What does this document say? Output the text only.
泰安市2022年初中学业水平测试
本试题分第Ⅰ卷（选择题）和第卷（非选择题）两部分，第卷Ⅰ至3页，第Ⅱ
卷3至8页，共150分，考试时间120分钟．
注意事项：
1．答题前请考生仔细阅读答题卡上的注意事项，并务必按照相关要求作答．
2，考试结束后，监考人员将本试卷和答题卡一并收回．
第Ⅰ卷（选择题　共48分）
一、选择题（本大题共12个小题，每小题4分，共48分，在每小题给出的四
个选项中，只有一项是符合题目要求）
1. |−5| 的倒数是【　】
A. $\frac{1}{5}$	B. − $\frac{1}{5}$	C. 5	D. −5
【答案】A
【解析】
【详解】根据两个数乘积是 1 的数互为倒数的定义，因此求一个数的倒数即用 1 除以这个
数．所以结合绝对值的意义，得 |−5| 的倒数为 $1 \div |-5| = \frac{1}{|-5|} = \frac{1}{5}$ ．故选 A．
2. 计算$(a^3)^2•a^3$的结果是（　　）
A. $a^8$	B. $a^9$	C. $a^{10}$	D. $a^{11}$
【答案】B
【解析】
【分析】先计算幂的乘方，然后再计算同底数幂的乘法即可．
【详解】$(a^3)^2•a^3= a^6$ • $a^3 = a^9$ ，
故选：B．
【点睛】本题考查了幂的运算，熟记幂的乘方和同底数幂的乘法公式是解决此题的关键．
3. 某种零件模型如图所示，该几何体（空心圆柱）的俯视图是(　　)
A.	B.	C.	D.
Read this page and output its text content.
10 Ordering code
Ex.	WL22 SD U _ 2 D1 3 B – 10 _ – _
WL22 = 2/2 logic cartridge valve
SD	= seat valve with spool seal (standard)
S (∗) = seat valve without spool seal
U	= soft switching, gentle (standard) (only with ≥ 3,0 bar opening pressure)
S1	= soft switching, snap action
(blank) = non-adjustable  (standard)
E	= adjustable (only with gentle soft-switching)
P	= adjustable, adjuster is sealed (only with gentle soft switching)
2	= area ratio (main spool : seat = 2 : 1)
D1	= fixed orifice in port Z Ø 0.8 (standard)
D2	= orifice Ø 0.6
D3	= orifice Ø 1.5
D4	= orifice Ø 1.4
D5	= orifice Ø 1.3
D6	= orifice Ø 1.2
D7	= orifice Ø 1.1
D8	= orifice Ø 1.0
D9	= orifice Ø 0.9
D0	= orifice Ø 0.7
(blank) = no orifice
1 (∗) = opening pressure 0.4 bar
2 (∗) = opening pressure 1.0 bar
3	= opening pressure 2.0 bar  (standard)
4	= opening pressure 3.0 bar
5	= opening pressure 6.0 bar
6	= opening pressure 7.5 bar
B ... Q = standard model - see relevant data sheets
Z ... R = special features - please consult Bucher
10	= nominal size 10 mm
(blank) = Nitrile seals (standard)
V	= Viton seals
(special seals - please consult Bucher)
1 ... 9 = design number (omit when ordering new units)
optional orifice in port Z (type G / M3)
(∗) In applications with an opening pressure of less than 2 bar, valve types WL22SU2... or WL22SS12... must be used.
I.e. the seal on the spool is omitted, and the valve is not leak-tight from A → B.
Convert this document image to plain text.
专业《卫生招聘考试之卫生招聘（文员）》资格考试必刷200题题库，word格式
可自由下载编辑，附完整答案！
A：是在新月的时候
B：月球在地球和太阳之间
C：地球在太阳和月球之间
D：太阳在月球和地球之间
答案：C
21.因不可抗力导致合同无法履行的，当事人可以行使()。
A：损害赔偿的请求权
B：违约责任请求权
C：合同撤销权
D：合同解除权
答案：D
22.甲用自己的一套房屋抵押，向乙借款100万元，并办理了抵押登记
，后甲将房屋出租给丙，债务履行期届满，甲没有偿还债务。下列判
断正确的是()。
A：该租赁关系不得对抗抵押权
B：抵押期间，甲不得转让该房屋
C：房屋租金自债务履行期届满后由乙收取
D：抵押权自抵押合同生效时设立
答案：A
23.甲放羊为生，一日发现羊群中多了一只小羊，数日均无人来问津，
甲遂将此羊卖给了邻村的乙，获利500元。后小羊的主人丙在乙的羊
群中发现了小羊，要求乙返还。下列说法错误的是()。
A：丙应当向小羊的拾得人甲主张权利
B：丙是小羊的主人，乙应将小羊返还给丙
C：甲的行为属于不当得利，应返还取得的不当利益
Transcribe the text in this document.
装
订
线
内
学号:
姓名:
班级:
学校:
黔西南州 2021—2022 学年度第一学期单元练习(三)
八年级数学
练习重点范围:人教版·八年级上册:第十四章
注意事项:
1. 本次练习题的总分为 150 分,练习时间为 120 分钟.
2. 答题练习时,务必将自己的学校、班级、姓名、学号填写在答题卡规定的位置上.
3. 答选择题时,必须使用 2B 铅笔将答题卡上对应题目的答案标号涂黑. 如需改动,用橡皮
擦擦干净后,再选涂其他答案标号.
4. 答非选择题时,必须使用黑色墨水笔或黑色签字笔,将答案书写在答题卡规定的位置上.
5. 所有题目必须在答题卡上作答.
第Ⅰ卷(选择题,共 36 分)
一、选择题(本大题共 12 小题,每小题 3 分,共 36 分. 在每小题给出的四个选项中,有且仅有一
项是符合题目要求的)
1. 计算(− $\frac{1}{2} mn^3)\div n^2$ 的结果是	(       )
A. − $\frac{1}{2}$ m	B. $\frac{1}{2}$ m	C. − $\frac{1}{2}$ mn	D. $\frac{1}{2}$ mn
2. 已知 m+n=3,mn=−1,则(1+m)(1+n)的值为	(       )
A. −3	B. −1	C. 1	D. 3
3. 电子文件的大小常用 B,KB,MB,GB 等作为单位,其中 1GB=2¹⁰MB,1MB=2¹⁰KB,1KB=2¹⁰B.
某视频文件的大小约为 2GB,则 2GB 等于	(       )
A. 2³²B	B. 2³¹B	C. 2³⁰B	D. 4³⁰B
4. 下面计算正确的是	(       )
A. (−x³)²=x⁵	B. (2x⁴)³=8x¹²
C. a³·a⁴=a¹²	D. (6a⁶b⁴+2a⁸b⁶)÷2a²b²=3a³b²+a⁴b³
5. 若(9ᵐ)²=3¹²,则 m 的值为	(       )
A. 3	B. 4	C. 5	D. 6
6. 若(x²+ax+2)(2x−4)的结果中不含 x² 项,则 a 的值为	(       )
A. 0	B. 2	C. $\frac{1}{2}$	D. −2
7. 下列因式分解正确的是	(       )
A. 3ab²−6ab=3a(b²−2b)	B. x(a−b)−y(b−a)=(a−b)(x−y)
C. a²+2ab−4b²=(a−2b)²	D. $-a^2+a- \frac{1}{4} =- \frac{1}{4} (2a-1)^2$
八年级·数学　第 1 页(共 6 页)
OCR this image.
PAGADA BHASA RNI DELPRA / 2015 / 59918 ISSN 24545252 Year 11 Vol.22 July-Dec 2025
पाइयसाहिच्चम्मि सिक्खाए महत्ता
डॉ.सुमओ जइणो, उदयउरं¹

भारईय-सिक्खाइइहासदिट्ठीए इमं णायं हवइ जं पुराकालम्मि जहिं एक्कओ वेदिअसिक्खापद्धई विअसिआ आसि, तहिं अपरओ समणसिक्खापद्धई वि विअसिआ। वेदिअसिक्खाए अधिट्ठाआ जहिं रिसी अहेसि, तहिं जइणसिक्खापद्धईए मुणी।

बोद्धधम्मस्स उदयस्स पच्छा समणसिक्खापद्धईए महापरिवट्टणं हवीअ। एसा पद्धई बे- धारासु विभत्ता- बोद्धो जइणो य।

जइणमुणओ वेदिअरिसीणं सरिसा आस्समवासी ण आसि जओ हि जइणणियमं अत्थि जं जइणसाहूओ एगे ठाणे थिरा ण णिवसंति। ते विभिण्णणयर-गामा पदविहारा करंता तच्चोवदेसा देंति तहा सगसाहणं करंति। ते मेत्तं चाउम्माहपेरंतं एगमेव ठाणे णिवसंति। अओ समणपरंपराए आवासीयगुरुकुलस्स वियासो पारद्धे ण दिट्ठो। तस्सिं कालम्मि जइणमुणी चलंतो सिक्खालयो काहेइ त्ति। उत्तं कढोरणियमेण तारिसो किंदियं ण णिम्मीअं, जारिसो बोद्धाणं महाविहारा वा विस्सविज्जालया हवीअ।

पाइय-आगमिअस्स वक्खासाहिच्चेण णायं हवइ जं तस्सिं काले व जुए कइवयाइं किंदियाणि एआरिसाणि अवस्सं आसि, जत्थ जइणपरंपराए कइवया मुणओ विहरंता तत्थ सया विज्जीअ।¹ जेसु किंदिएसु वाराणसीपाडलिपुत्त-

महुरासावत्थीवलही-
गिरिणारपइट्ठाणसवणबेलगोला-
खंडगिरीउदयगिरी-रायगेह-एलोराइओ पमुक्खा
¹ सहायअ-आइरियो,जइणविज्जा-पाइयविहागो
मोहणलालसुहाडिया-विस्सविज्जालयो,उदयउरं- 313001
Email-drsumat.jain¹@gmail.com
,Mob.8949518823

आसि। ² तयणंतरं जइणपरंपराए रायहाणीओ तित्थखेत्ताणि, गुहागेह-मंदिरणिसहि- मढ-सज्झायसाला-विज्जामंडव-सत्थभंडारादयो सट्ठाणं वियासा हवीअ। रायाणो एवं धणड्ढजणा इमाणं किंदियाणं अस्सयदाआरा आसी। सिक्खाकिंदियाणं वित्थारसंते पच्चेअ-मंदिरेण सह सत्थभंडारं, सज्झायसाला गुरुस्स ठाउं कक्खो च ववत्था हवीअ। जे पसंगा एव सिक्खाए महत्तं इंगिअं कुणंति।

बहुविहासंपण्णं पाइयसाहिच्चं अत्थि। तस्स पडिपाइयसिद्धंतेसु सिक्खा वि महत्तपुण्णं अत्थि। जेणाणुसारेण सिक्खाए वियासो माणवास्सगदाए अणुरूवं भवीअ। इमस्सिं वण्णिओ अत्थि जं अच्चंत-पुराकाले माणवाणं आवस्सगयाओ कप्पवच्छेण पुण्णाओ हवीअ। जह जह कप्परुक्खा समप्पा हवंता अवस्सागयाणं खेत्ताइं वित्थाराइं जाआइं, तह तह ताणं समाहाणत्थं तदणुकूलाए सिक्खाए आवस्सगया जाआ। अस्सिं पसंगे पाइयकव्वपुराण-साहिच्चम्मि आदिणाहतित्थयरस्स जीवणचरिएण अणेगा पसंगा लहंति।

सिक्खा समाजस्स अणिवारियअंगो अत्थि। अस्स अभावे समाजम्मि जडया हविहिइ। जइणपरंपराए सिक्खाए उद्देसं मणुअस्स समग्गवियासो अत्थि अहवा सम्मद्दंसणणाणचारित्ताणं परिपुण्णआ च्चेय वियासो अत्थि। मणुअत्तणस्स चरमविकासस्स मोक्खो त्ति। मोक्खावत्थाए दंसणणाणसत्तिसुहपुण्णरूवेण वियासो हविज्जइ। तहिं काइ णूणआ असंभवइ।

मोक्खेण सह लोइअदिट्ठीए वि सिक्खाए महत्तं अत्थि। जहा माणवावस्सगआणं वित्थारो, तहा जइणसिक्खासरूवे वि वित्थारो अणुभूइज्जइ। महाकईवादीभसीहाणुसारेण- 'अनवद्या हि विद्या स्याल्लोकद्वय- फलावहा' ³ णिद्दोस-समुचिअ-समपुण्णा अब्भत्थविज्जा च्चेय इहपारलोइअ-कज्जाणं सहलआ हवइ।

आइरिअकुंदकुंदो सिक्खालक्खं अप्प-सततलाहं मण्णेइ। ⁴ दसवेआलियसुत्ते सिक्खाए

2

» Stated exercise
Reply with one number only, the count of lines above that hold the string "समणस".

» The output
2